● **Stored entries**
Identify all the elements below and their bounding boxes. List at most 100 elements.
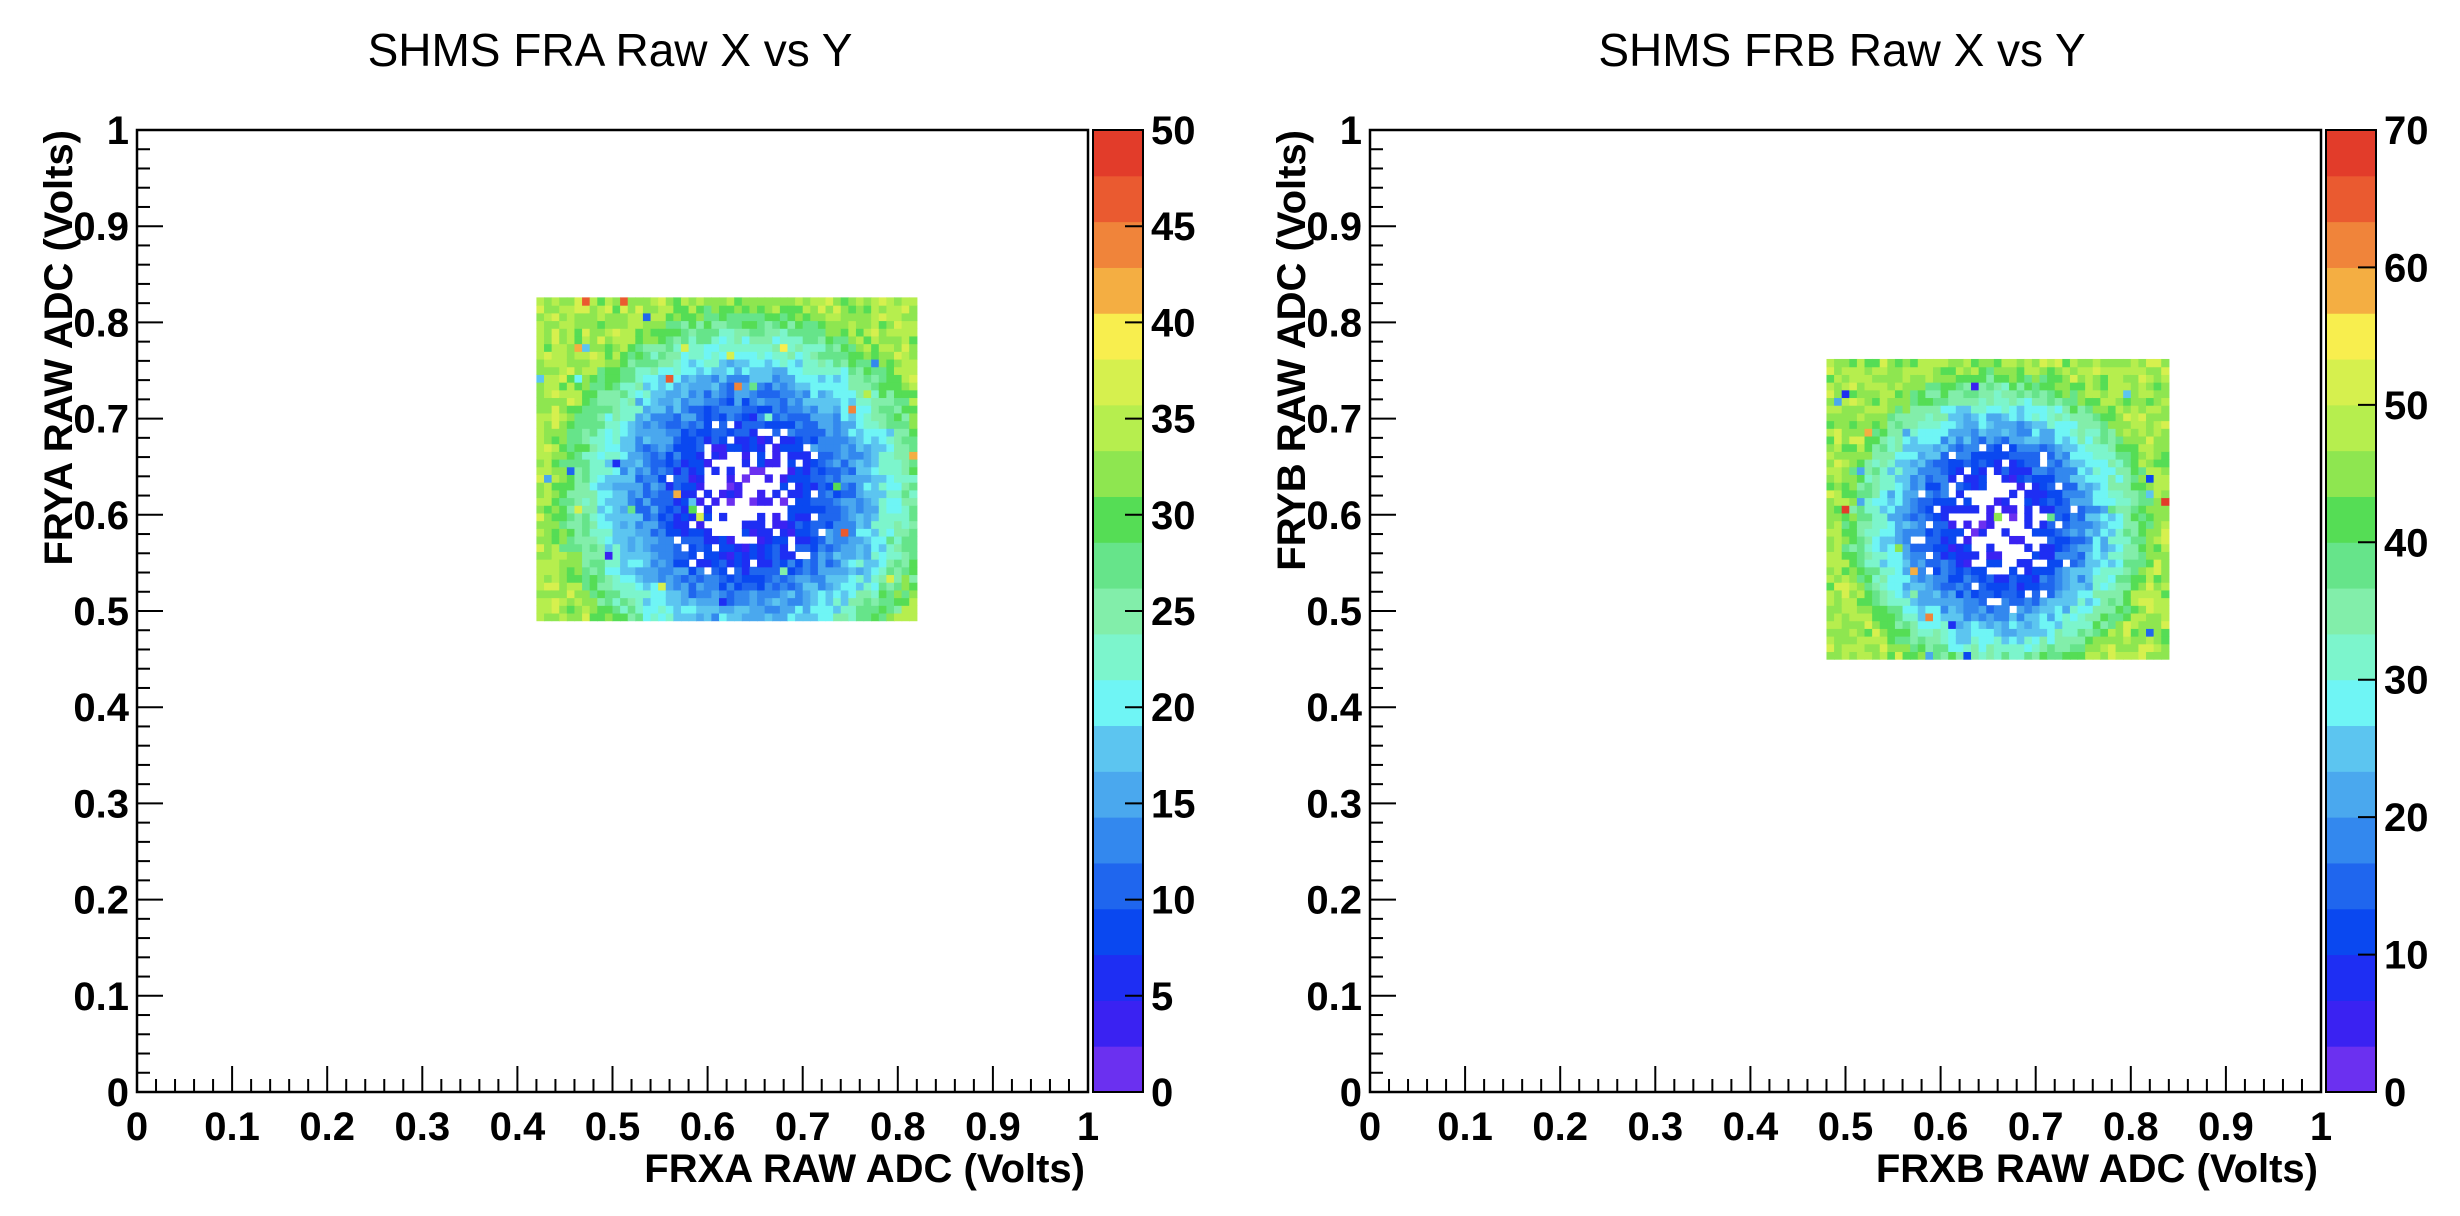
heatmap-cell [2031, 443, 2041, 452]
heatmap-cell [2092, 366, 2101, 375]
heatmap-cell [551, 474, 560, 483]
heatmap-cell [2085, 628, 2094, 637]
heatmap-cell [1879, 643, 1888, 653]
heatmap-cell [1940, 582, 1949, 591]
heatmap-cell [2047, 512, 2056, 522]
heatmap-cell [757, 389, 766, 399]
heatmap-cell [848, 459, 857, 468]
heatmap-cell [680, 420, 690, 429]
heatmap-cell [627, 351, 636, 360]
heatmap-cell [559, 582, 568, 591]
heatmap-cell [2054, 535, 2063, 545]
heatmap-cell [673, 305, 682, 314]
heatmap-cell [1948, 497, 1957, 506]
heatmap-cell [909, 574, 918, 583]
heatmap-cell [757, 559, 766, 568]
heatmap-cell [878, 451, 887, 460]
heatmap-cell [642, 582, 652, 591]
heatmap-cell [1986, 559, 1995, 568]
heatmap-cell [855, 405, 865, 414]
heatmap-cell [612, 505, 621, 514]
heatmap-cell [703, 397, 713, 406]
heatmap-cell [2115, 474, 2124, 483]
heatmap-cell [551, 389, 560, 399]
heatmap-cell [1872, 397, 1881, 406]
heatmap-cell [2115, 397, 2124, 406]
heatmap-cell [559, 374, 568, 383]
heatmap-cell [566, 543, 576, 552]
heatmap-cell [1872, 405, 1881, 414]
heatmap-cell [2161, 459, 2170, 468]
heatmap-cell [1955, 543, 1965, 552]
heatmap-cell [1910, 405, 1919, 414]
heatmap-cell [1826, 374, 1835, 383]
heatmap-cell [2092, 412, 2101, 422]
heatmap-cell [734, 312, 743, 322]
heatmap-cell [2009, 612, 2018, 622]
heatmap-cell [2153, 620, 2162, 629]
heatmap-cell [2085, 474, 2094, 483]
heatmap-cell [642, 597, 652, 606]
heatmap-cell [779, 582, 789, 591]
heatmap-cell [726, 405, 735, 414]
heatmap-cell [612, 482, 621, 491]
heatmap-cell [2092, 559, 2101, 568]
heatmap-cell [544, 551, 553, 560]
heatmap-cell [612, 589, 621, 599]
heatmap-cell [612, 335, 621, 345]
heatmap-cell [559, 328, 568, 337]
heatmap-cell [604, 320, 614, 329]
heatmap-cell [802, 335, 811, 345]
heatmap-cell [787, 451, 796, 460]
colorbar-band [2326, 496, 2376, 543]
heatmap-cell [597, 551, 606, 560]
heatmap-cell [886, 443, 895, 452]
colorbar-band [1093, 725, 1143, 772]
heatmap-cell [886, 528, 895, 537]
heatmap-cell [1925, 582, 1934, 591]
heatmap-cell [1887, 651, 1896, 660]
heatmap-cell [1902, 620, 1911, 629]
heatmap-cell [909, 305, 918, 314]
heatmap-cell [878, 520, 887, 529]
heatmap-cell [741, 320, 751, 329]
heatmap-cell [2024, 474, 2033, 483]
heatmap-cell [2039, 420, 2048, 429]
heatmap-cell [2115, 535, 2124, 545]
heatmap-cell [855, 543, 865, 552]
heatmap-cell [795, 589, 804, 599]
heatmap-cell [787, 343, 796, 352]
heatmap-cell [2123, 612, 2132, 622]
heatmap-cell [817, 382, 827, 391]
heatmap-cell [734, 489, 743, 499]
heatmap-cell [1849, 397, 1858, 406]
heatmap-cell [1834, 459, 1843, 468]
heatmap-cell [1986, 551, 1995, 560]
heatmap-cell [1872, 474, 1881, 483]
heatmap-cell [2115, 574, 2124, 583]
heatmap-cell [795, 328, 804, 337]
heatmap-cell [612, 328, 621, 337]
heatmap-cell [1902, 505, 1911, 514]
heatmap-cell [2130, 512, 2140, 522]
heatmap-cell [825, 543, 834, 552]
heatmap-cell [779, 312, 789, 322]
heatmap-cell [1826, 605, 1835, 614]
heatmap-cell [901, 366, 910, 375]
heatmap-cell [582, 389, 591, 399]
heatmap-cell [1894, 435, 1904, 445]
heatmap-cell [787, 389, 796, 399]
heatmap-cell [802, 435, 811, 445]
heatmap-cell [2001, 605, 2010, 614]
heatmap-cell [787, 435, 796, 445]
heatmap-cell [582, 320, 591, 329]
heatmap-cell [2085, 412, 2094, 422]
heatmap-cell [894, 374, 903, 383]
colorbar-band [2326, 771, 2376, 818]
heatmap-cell [1887, 505, 1896, 514]
heatmap-cell [1864, 405, 1873, 414]
heatmap-cell [741, 412, 751, 422]
heatmap-cell [1872, 628, 1881, 637]
heatmap-cell [2077, 428, 2086, 437]
heatmap-cell [1940, 405, 1949, 414]
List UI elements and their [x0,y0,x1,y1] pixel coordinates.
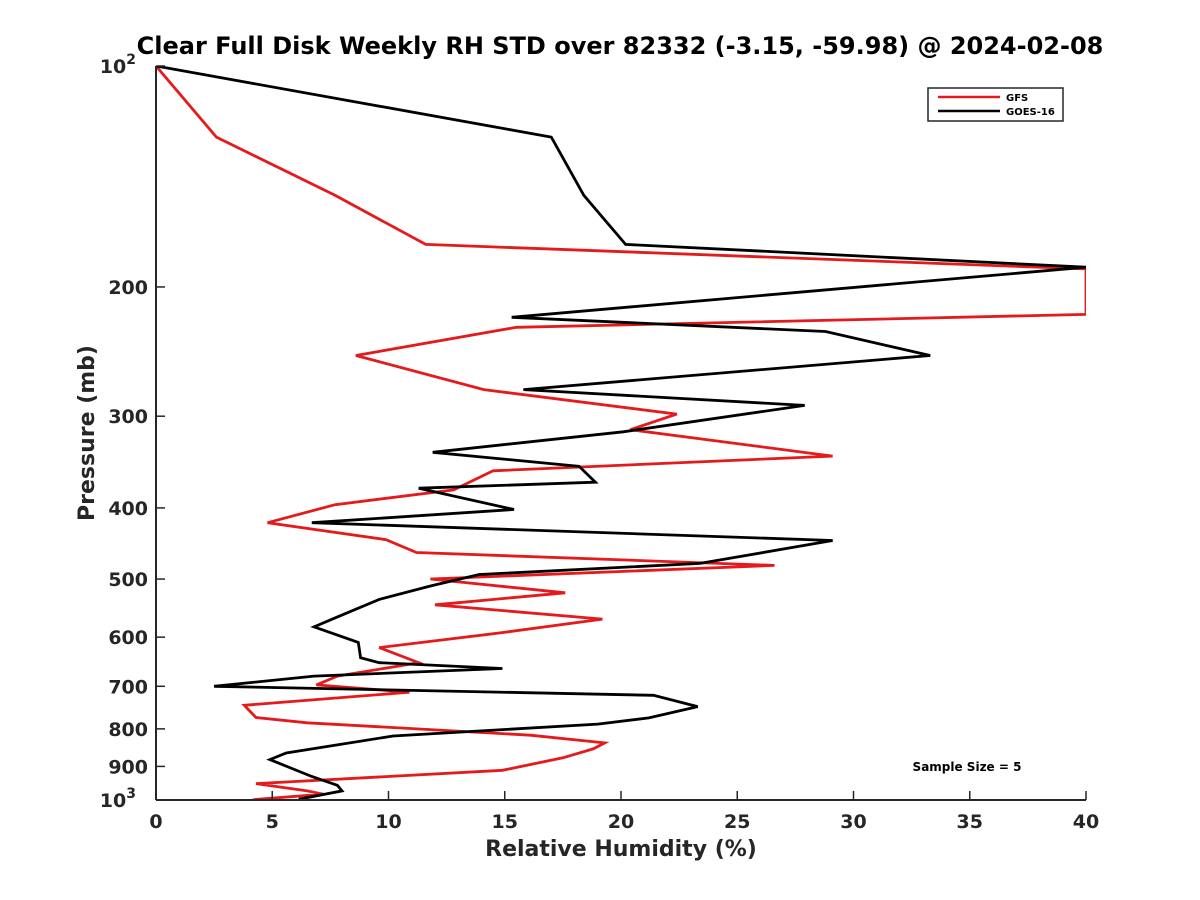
legend-label-gfs: GFS [1006,93,1028,104]
chart-title: Clear Full Disk Weekly RH STD over 82332… [137,32,1104,60]
x-ticks: 0 5 10 15 20 25 30 35 40 [149,791,1099,833]
y-tick-label: 700 [108,676,148,698]
x-tick-label: 15 [492,811,518,833]
x-axis-label: Relative Humidity (%) [485,837,757,862]
y-tick-label: 103 [100,786,136,812]
legend-label-goes-16: GOES-16 [1006,107,1055,118]
x-tick-label: 10 [375,811,401,833]
y-tick-label: 900 [108,756,148,778]
x-tick-label: 20 [608,811,634,833]
y-tick-label: 200 [108,277,148,299]
x-tick-label: 30 [840,811,866,833]
y-tick-label: 500 [108,569,148,591]
x-tick-label: 0 [149,811,162,833]
series-line-gfs [156,66,1086,800]
y-axis-label: Pressure (mb) [75,345,100,521]
x-tick-label: 35 [957,811,983,833]
x-tick-label: 5 [266,811,279,833]
y-tick-label: 600 [108,627,148,649]
series-layer [156,66,1086,800]
legend: GFS GOES-16 [927,87,1064,122]
x-tick-label: 25 [724,811,750,833]
legend-box [927,87,1064,122]
y-tick-label: 102 [100,52,136,78]
series-line-goes-16 [156,66,1086,800]
y-tick-label: 400 [108,498,148,520]
sample-size-annotation: Sample Size = 5 [913,760,1022,774]
y-tick-label: 300 [108,406,148,428]
y-ticks: 102 200 300 400 500 600 700 800 900 103 [100,52,165,812]
x-tick-label: 40 [1073,811,1099,833]
y-tick-label: 800 [108,719,148,741]
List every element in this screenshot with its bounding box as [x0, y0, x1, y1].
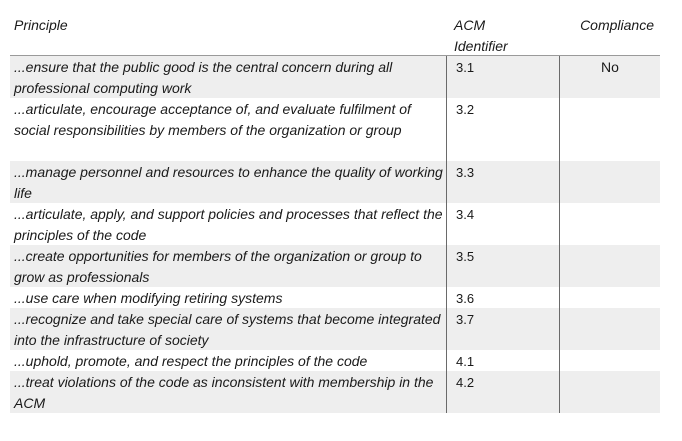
- identifier-cell: 3.6: [446, 287, 559, 308]
- header-compliance: Compliance: [559, 12, 660, 55]
- principle-cell: ...uphold, promote, and respect the prin…: [10, 350, 446, 371]
- table-row: ...articulate, encourage acceptance of, …: [10, 98, 660, 161]
- compliance-cell: [559, 371, 660, 413]
- identifier-cell: 3.2: [446, 98, 559, 161]
- identifier-cell: 4.2: [446, 371, 559, 413]
- compliance-cell: [559, 161, 660, 203]
- principle-cell: ...treat violations of the code as incon…: [10, 371, 446, 413]
- compliance-cell: [559, 350, 660, 371]
- principle-cell: ...recognize and take special care of sy…: [10, 308, 446, 350]
- table-header: Principle ACM Identifier Compliance: [10, 12, 660, 56]
- header-principle: Principle: [10, 12, 446, 55]
- compliance-cell: [559, 203, 660, 245]
- table-row: ...ensure that the public good is the ce…: [10, 56, 660, 98]
- table-row: ...use care when modifying retiring syst…: [10, 287, 660, 308]
- principles-table: Principle ACM Identifier Compliance ...e…: [10, 12, 660, 413]
- identifier-cell: 3.1: [446, 56, 559, 98]
- compliance-cell: [559, 308, 660, 350]
- principle-cell: ...articulate, encourage acceptance of, …: [10, 98, 446, 161]
- principle-cell: ...articulate, apply, and support polici…: [10, 203, 446, 245]
- principle-cell: ...ensure that the public good is the ce…: [10, 56, 446, 98]
- table-row: ...recognize and take special care of sy…: [10, 308, 660, 350]
- principle-cell: ...manage personnel and resources to enh…: [10, 161, 446, 203]
- compliance-cell: [559, 98, 660, 161]
- identifier-cell: 3.4: [446, 203, 559, 245]
- principle-cell: ...create opportunities for members of t…: [10, 245, 446, 287]
- compliance-cell: [559, 245, 660, 287]
- compliance-cell: [559, 287, 660, 308]
- table-row: ...treat violations of the code as incon…: [10, 371, 660, 413]
- identifier-cell: 4.1: [446, 350, 559, 371]
- principle-cell: ...use care when modifying retiring syst…: [10, 287, 446, 308]
- table-row: ...create opportunities for members of t…: [10, 245, 660, 287]
- table-row: ...manage personnel and resources to enh…: [10, 161, 660, 203]
- table-row: ...articulate, apply, and support polici…: [10, 203, 660, 245]
- compliance-cell: No: [559, 56, 660, 98]
- identifier-cell: 3.3: [446, 161, 559, 203]
- identifier-cell: 3.7: [446, 308, 559, 350]
- identifier-cell: 3.5: [446, 245, 559, 287]
- table-row: ...uphold, promote, and respect the prin…: [10, 350, 660, 371]
- header-identifier: ACM Identifier: [446, 12, 559, 55]
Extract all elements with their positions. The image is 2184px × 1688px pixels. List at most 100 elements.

● **Work to be completed**
Convert the listing lines into a numbered list, skipping any blank lines, starting at the line containing "heatmap-cell [2031, 443, 2041, 452]" and ending after the line containing "heatmap-cell [1955, 543, 1965, 552]".

● **Written solution**
1. heatmap-cell [2031, 443, 2041, 452]
2. heatmap-cell [2092, 366, 2101, 375]
3. heatmap-cell [551, 474, 560, 483]
4. heatmap-cell [2085, 628, 2094, 637]
5. heatmap-cell [1879, 643, 1888, 653]
6. heatmap-cell [1940, 582, 1949, 591]
7. heatmap-cell [2047, 512, 2056, 522]
8. heatmap-cell [757, 389, 766, 399]
9. heatmap-cell [848, 459, 857, 468]
10. heatmap-cell [680, 420, 690, 429]
11. heatmap-cell [627, 351, 636, 360]
12. heatmap-cell [559, 582, 568, 591]
13. heatmap-cell [2054, 535, 2063, 545]
14. heatmap-cell [673, 305, 682, 314]
15. heatmap-cell [1948, 497, 1957, 506]
16. heatmap-cell [909, 574, 918, 583]
17. heatmap-cell [757, 559, 766, 568]
18. heatmap-cell [878, 451, 887, 460]
19. heatmap-cell [642, 582, 652, 591]
20. heatmap-cell [1986, 559, 1995, 568]
21. heatmap-cell [855, 405, 865, 414]
22. heatmap-cell [612, 505, 621, 514]
23. heatmap-cell [703, 397, 713, 406]
24. heatmap-cell [2115, 474, 2124, 483]
25. heatmap-cell [551, 389, 560, 399]
26. heatmap-cell [1872, 397, 1881, 406]
27. heatmap-cell [2115, 397, 2124, 406]
28. heatmap-cell [559, 374, 568, 383]
29. heatmap-cell [566, 543, 576, 552]
30. heatmap-cell [1872, 405, 1881, 414]
31. heatmap-cell [2161, 459, 2170, 468]
32. heatmap-cell [1955, 543, 1965, 552]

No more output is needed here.